[Supplied text]
CS194-26 Project 3 Writeup

Project Overview

This project was composed of two parts, generally aimed at exploring frequency and gradient based approaches to image manipulation/blending, respectively. I detail the theoretical musings, approaches taken, and results for various experiments in these domains below.

Part 1: Frequency Domain

Warmup 1.1

About:

I sharpened a pre-chosen blurry image by emphasizig the higher frequencies present in the photo.

Approach:

To get the high frequencies, I convolved the original image with a gaussian filter of tunable standard deviation. The result represented the low frequencies present in the image, so I subtracted the result from the original image to get a representation of the high frequencies. I then added this highpass multiplied by a tunable parameter alpha to the original image, and then normalized to get a sharpened image.

[Challenges]
1. Based on the project writeup above, decide whether each statement agrees with it: (a) the project had three parts; (b) the low frequencies came from convolving the image with a gaussian filter; (c) the highpass was added to the original image without scaling. For each, answer yes or no and quote the deciding words.
2. In the project writeup above, what was the highpass multiplied by before it was added to the original image?
3. Carry the project writeup above forward from its last sentence.

[Data extract]
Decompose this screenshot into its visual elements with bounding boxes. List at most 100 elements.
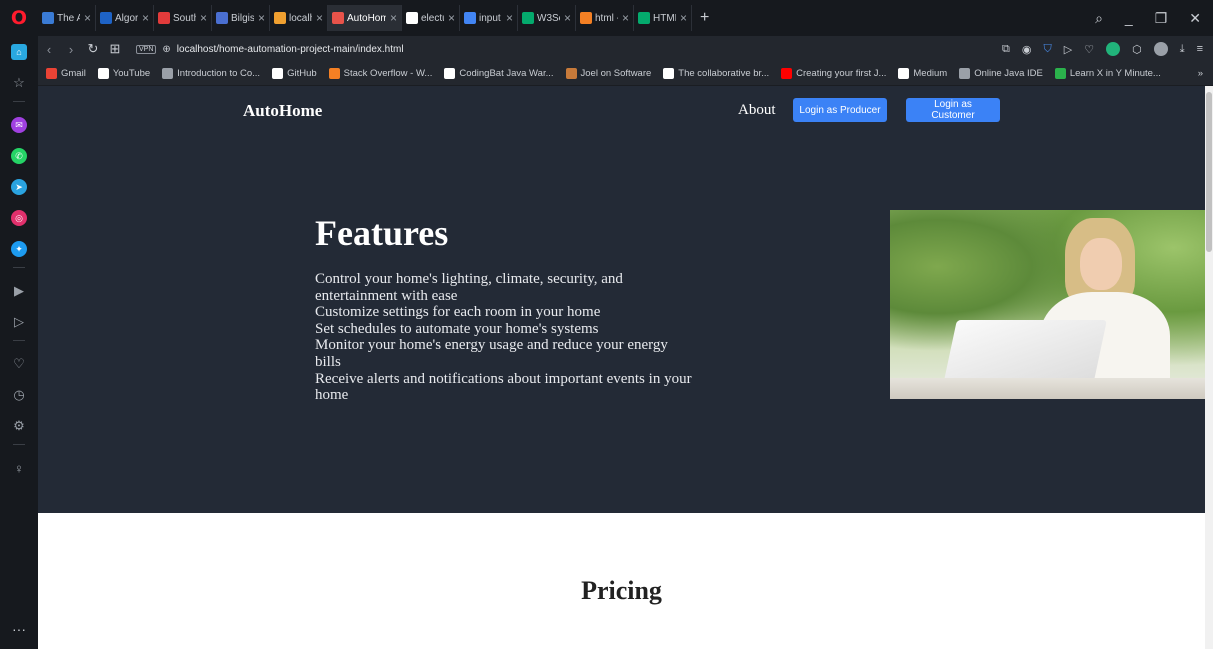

[Expected outputs]
1.
(a) No: "This project was composed of two parts"
(b) Yes: "I convolved the original image with a gaussian filter of tunable standard deviation. The result represented the low frequencies present in the image"
(c) No: "I then added this highpass multiplied by a tunable parameter alpha to the original image"

2. A tunable parameter alpha.

3.
Results:

The sharpening results on this image of a blurry man used:

A discrete standard deviation of 12 for the gaussian filter
A value of 5 for alpha

Discussion / Failure Cases:

Notice that the sharpening is quite good for this image! I tried the technique on other images, that were not as initially blurry, and the sharpening was not as apparent. This seems appropriate as if there are few high frequencies to begin with, emphasizing them will be more striking to the eye.

Bells and Whistles:

None.

Hybrid Images 1.2

About:

I generated several hybrid images, by combining the lowpass frequencies of one image with the highpass frequencies of another. Since edges and high frequencies dominate human perception when they are perceivable, the hybrid appears most similar to the image that was high-pass filtered when seen at close range. However, at a distance, these fine details are difficult to see so the overall schema represents the image that was low-pass filtered more accurately.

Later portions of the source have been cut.